Task details: Set the pictures aside and set down only the lines from the line holding "Give me a plain-text" through the end of the entries below, ends included.

[Collection entries]
════════

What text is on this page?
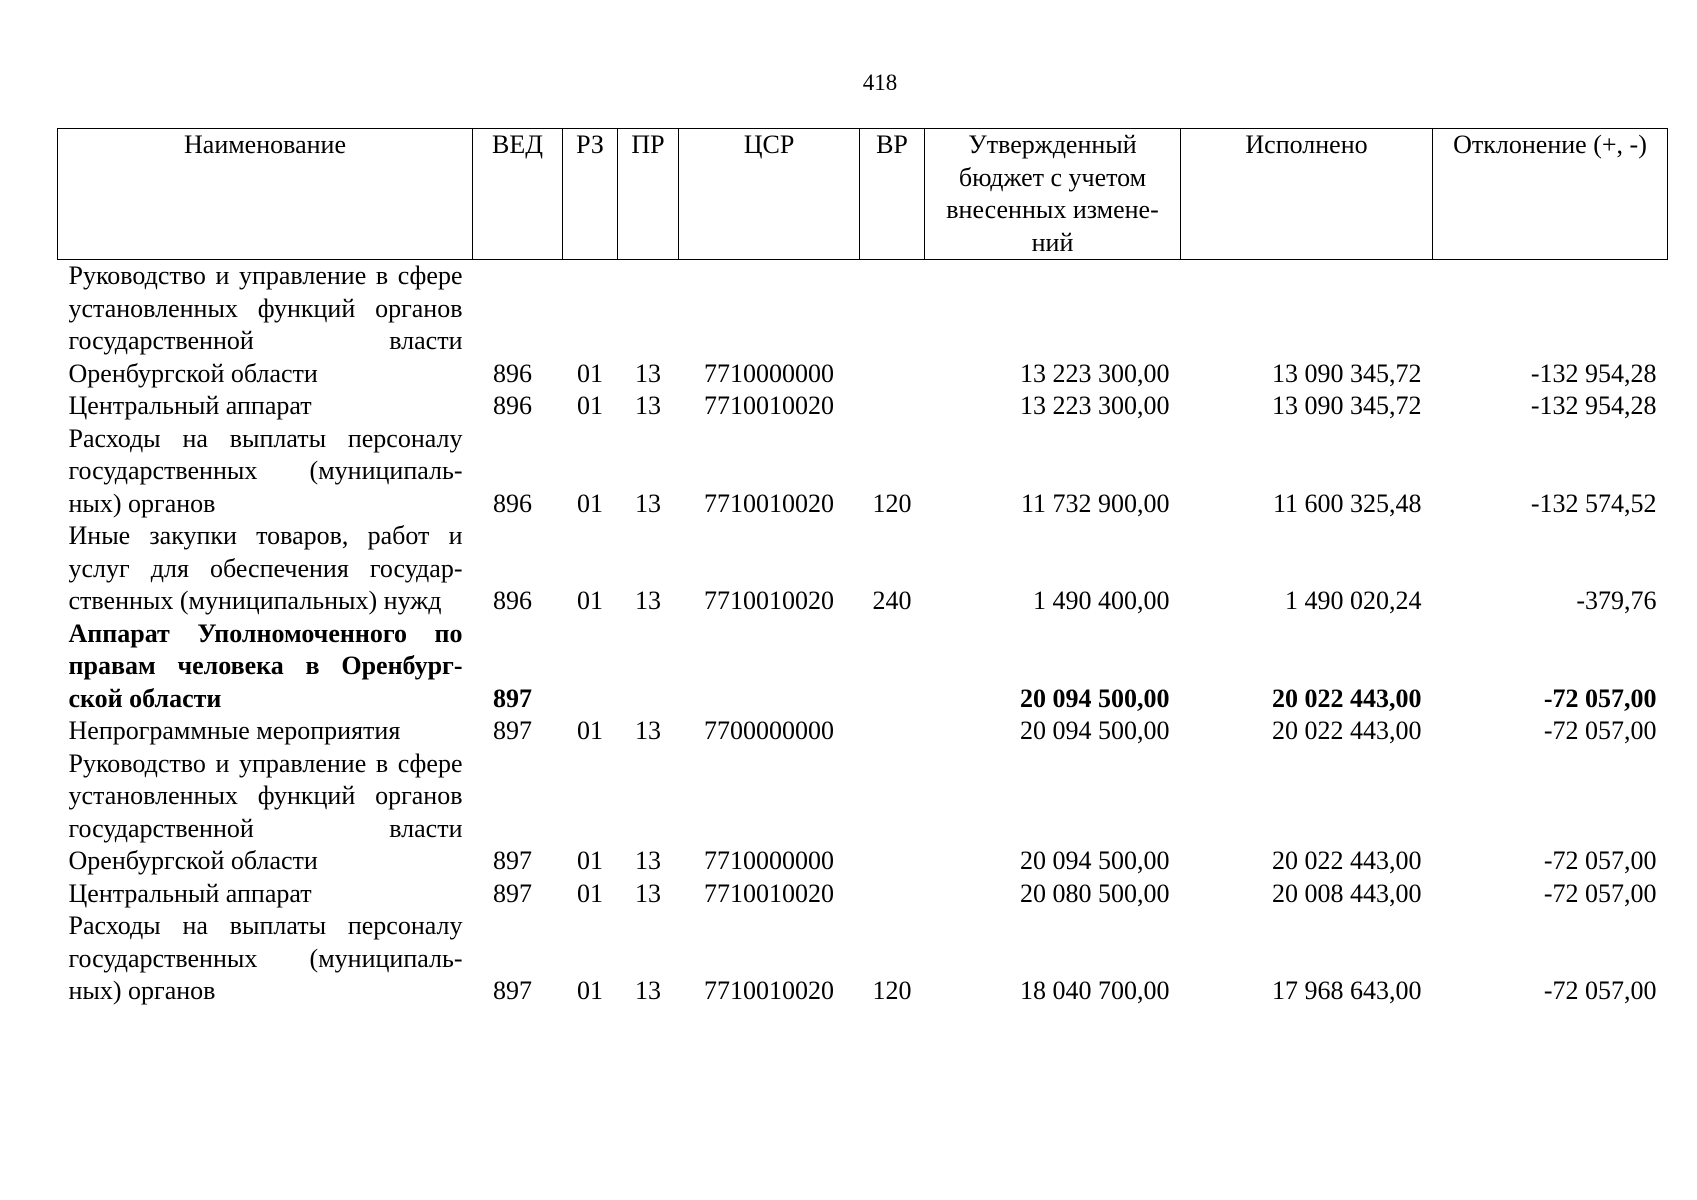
418
Наименование	ВЕД	РЗ	ПР	ЦСР	ВР	Утвержденный бюджет с учетом внесенных измене-ний	Исполнено	Отклонение (+, -)
Руководство и управление в сфере установленных функций органов государственной власти Оренбургской области	896	01	13	7710000000		13 223 300,00	13 090 345,72	-132 954,28
Центральный аппарат	896	01	13	7710010020		13 223 300,00	13 090 345,72	-132 954,28
Расходы на выплаты персоналу государственных (муниципаль-ных) органов	896	01	13	7710010020	120	11 732 900,00	11 600 325,48	-132 574,52
Иные закупки товаров, работ и услуг для обеспечения государ-ственных (муниципальных) нужд	896	01	13	7710010020	240	1 490 400,00	1 490 020,24	-379,76
Аппарат Уполномоченного по правам человека в Оренбург-ской области	897					20 094 500,00	20 022 443,00	-72 057,00
Непрограммные мероприятия	897	01	13	7700000000		20 094 500,00	20 022 443,00	-72 057,00
Руководство и управление в сфере установленных функций органов государственной власти Оренбургской области	897	01	13	7710000000		20 094 500,00	20 022 443,00	-72 057,00
Центральный аппарат	897	01	13	7710010020		20 080 500,00	20 008 443,00	-72 057,00
Расходы на выплаты персоналу государственных (муниципаль-ных) органов	897	01	13	7710010020	120	18 040 700,00	17 968 643,00	-72 057,00
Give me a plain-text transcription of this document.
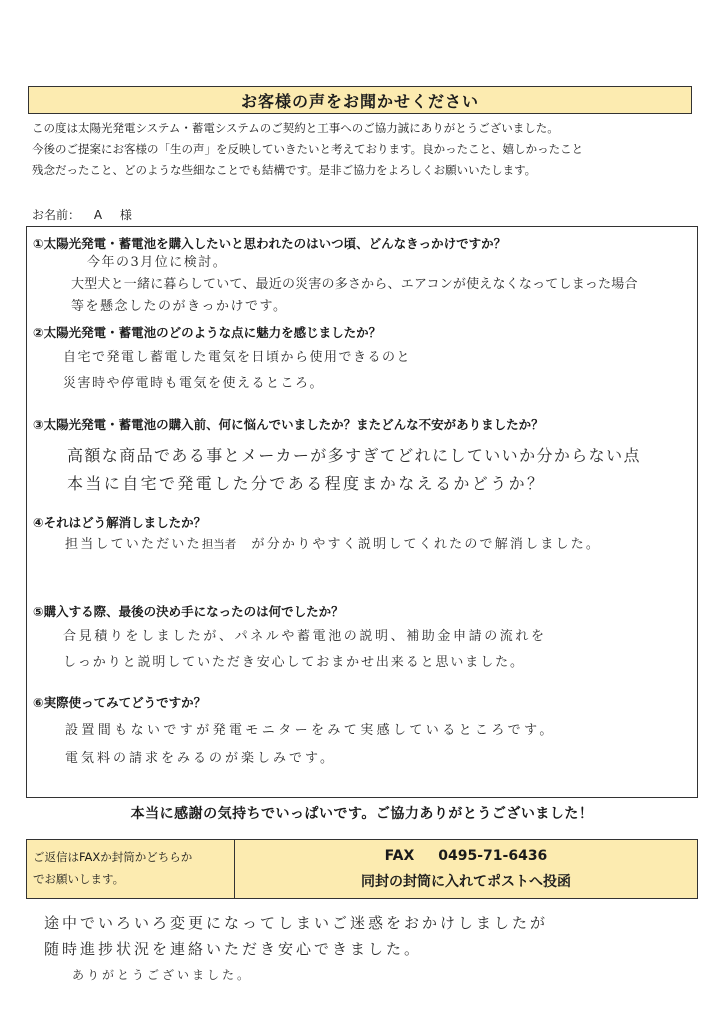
お客様の声をお聞かせください
この度は太陽光発電システム・蓄電システムのご契約と工事へのご協力誠にありがとうございました。
今後のご提案にお客様の「生の声」を反映していきたいと考えております。良かったこと、嬉しかったこと
残念だったこと、どのような些細なことでも結構です。是非ご協力をよろしくお願いいたします。
お名前： A 様
①太陽光発電・蓄電池を購入したいと思われたのはいつ頃、どんなきっかけですか？
今年の3月位に検討。
大型犬と一緒に暮らしていて、最近の災害の多さから、エアコンが使えなくなってしまった場合
等を懸念したのがきっかけです。
②太陽光発電・蓄電池のどのような点に魅力を感じましたか？
自宅で発電し蓄電した電気を日頃から使用できるのと
災害時や停電時も電気を使えるところ。
③太陽光発電・蓄電池の購入前、何に悩んでいましたか？またどんな不安がありましたか？
高額な商品である事とメーカーが多すぎてどれにしていいか分からない点
本当に自宅で発電した分である程度まかなえるかどうか？
④それはどう解消しましたか？
担当していただいた担当者　 が分かりやすく説明してくれたので解消しました。
⑤購入する際、最後の決め手になったのは何でしたか？
合見積りをしましたが、パネルや蓄電池の説明、補助金申請の流れを
しっかりと説明していただき安心しておまかせ出来ると思いました。
⑥実際使ってみてどうですか？
設置間もないですが発電モニターをみて実感しているところです。
電気料の請求をみるのが楽しみです。
本当に感謝の気持ちでいっぱいです。ご協力ありがとうございました！
ご返信はFAXか封筒かどちらか
でお願いします。
FAX 0495-71-6436
同封の封筒に入れてポストへ投函
途中でいろいろ変更になってしまいご迷惑をおかけしましたが
随時進捗状況を連絡いただき安心できました。
ありがとうございました。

════════

Reply:
Give me a plain-text transcription of this document.
お客様の声をお聞かせください
この度は太陽光発電システム・蓄電システムのご契約と工事へのご協力誠にありがとうございました。
今後のご提案にお客様の「生の声」を反映していきたいと考えております。良かったこと、嬉しかったこと
残念だったこと、どのような些細なことでも結構です。是非ご協力をよろしくお願いいたします。
お名前： A 様
①太陽光発電・蓄電池を購入したいと思われたのはいつ頃、どんなきっかけですか？
今年の3月位に検討。
大型犬と一緒に暮らしていて、最近の災害の多さから、エアコンが使えなくなってしまった場合
等を懸念したのがきっかけです。
②太陽光発電・蓄電池のどのような点に魅力を感じましたか？
自宅で発電し蓄電した電気を日頃から使用できるのと
災害時や停電時も電気を使えるところ。
③太陽光発電・蓄電池の購入前、何に悩んでいましたか？またどんな不安がありましたか？
高額な商品である事とメーカーが多すぎてどれにしていいか分からない点
本当に自宅で発電した分である程度まかなえるかどうか？
④それはどう解消しましたか？
担当していただいた担当者　 が分かりやすく説明してくれたので解消しました。
⑤購入する際、最後の決め手になったのは何でしたか？
合見積りをしましたが、パネルや蓄電池の説明、補助金申請の流れを
しっかりと説明していただき安心しておまかせ出来ると思いました。
⑥実際使ってみてどうですか？
設置間もないですが発電モニターをみて実感しているところです。
電気料の請求をみるのが楽しみです。
本当に感謝の気持ちでいっぱいです。ご協力ありがとうございました！
ご返信はFAXか封筒かどちらか
でお願いします。
FAX 0495-71-6436
同封の封筒に入れてポストへ投函
途中でいろいろ変更になってしまいご迷惑をおかけしましたが
随時進捗状況を連絡いただき安心できました。
ありがとうございました。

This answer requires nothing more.